## Requirements
Select the lines that hold the word "this" and copy each one.
═══ Data rows ═══
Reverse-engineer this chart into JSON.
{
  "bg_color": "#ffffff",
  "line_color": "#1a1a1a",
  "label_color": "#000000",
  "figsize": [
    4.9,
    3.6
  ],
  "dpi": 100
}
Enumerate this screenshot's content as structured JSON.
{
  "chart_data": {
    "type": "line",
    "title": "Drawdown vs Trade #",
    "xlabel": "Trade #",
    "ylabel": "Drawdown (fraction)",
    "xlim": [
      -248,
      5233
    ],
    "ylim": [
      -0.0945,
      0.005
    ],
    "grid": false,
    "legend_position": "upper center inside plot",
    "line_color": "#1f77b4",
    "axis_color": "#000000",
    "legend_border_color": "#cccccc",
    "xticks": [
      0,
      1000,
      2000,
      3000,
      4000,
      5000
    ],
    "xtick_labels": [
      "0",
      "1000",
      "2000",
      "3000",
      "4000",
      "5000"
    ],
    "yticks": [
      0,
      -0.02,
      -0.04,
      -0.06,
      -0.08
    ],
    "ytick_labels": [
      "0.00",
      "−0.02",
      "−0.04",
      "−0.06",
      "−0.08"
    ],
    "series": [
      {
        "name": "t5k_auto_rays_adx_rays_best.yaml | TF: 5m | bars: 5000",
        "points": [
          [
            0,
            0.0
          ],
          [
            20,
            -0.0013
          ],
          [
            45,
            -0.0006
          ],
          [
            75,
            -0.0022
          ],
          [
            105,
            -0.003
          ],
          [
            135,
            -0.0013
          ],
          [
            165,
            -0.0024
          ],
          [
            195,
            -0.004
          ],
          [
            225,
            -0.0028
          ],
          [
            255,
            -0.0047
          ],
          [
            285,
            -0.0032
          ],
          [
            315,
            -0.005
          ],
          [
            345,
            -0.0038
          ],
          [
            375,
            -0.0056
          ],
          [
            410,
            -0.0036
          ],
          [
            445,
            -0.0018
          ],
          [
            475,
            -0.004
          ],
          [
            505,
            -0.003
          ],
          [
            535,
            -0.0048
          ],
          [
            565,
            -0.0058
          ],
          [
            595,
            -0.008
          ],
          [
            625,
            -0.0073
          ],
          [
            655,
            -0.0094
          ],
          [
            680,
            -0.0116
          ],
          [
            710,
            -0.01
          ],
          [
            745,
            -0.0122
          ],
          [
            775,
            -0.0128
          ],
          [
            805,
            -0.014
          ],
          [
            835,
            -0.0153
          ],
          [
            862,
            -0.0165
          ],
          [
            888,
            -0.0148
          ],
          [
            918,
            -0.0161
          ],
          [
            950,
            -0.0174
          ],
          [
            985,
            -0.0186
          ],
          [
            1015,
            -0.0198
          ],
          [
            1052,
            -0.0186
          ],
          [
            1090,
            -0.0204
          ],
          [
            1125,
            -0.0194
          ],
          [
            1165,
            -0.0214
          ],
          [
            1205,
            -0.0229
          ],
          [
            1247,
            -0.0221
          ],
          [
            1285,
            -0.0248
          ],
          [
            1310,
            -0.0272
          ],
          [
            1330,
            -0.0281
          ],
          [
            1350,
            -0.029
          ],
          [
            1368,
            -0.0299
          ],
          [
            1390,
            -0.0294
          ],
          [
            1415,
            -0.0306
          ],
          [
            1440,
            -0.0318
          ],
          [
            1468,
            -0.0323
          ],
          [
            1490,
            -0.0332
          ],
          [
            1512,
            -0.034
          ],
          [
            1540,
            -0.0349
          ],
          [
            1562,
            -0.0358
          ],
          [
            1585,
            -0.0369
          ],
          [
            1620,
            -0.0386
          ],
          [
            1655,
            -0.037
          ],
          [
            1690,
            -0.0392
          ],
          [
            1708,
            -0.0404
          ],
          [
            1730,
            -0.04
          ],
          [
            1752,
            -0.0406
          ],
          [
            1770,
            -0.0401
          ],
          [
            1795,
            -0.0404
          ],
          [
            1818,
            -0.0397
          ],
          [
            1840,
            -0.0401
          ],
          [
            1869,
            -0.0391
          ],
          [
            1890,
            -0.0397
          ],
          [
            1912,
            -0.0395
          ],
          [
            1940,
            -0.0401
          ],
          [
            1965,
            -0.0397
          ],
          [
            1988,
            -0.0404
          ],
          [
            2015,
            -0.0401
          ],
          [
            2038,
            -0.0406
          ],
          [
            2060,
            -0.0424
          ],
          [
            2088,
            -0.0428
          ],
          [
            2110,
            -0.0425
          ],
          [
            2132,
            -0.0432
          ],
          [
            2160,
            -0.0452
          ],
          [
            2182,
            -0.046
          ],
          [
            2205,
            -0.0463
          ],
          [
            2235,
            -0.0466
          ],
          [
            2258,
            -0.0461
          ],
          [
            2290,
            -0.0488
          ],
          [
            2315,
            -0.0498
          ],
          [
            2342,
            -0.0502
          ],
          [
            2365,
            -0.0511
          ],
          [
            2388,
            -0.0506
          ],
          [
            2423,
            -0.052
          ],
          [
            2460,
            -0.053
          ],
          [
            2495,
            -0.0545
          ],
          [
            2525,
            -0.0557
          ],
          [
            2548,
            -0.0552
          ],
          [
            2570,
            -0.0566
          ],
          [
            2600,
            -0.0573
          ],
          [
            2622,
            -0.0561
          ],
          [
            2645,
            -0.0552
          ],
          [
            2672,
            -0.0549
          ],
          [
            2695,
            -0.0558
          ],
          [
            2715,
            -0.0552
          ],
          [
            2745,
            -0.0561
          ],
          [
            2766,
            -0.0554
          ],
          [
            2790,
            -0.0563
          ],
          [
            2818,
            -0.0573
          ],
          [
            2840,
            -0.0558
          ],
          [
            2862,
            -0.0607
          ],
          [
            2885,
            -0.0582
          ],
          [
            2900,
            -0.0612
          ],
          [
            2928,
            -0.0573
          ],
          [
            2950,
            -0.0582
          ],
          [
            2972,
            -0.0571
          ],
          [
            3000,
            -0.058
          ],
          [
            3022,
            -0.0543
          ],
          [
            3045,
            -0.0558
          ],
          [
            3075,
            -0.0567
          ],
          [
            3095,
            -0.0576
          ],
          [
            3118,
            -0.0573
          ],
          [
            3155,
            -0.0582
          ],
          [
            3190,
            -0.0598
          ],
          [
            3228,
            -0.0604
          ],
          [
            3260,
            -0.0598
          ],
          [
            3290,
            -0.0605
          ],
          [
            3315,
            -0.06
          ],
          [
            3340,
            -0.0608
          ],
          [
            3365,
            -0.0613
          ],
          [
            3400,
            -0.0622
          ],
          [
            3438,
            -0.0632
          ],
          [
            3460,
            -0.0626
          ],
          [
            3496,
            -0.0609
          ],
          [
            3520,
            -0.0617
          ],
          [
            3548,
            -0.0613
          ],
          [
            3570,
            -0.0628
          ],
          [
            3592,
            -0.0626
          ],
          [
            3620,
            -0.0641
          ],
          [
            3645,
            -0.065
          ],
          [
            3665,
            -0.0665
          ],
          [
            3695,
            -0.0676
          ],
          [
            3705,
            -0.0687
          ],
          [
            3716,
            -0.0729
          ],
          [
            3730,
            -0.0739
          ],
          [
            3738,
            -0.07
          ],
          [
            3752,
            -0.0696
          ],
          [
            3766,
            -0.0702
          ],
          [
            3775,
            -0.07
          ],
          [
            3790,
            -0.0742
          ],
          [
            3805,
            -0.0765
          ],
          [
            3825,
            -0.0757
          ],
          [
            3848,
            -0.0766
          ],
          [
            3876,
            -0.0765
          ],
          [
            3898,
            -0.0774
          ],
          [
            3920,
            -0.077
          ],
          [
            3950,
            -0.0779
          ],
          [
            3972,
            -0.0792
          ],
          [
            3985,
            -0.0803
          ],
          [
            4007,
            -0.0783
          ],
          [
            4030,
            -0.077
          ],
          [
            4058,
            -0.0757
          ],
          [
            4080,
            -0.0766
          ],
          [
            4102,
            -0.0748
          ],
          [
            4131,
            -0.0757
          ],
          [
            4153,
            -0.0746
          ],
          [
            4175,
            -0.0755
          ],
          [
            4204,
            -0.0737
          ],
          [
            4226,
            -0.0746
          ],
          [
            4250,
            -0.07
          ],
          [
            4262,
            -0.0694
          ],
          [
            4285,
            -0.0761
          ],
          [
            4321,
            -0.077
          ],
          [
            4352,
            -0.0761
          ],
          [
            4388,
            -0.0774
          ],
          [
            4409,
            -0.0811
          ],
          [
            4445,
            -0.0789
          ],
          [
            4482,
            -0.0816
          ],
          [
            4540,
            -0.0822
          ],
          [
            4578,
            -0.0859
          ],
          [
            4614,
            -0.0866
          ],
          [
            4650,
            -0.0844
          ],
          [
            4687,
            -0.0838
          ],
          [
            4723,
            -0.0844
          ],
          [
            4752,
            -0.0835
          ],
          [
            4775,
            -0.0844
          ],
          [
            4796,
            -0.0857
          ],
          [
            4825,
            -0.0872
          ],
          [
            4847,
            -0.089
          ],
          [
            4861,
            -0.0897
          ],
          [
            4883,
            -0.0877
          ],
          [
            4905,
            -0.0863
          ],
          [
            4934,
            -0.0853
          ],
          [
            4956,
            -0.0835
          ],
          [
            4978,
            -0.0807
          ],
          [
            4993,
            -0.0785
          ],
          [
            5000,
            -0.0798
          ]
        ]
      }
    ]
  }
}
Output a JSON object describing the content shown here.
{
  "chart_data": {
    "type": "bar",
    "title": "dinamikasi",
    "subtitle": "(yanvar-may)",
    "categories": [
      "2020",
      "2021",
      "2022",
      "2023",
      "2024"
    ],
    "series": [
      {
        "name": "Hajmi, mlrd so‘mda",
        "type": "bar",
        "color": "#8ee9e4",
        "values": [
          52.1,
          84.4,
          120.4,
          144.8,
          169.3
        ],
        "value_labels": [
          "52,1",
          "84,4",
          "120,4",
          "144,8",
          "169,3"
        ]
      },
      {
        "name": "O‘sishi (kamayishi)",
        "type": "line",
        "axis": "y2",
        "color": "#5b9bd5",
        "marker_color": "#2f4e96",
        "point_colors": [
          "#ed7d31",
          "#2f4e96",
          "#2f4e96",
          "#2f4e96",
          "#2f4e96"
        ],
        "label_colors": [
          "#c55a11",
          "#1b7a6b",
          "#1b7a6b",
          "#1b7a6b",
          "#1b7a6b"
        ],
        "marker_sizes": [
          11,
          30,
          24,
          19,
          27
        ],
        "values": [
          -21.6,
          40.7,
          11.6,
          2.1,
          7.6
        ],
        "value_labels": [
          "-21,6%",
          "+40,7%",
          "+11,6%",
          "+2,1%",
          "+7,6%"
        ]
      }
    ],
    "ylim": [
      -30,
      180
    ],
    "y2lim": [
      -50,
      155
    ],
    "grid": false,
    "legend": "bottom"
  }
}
═══
## The answer
Reverse-engineer this chart into JSON.
Enumerate this screenshot's content as structured JSON.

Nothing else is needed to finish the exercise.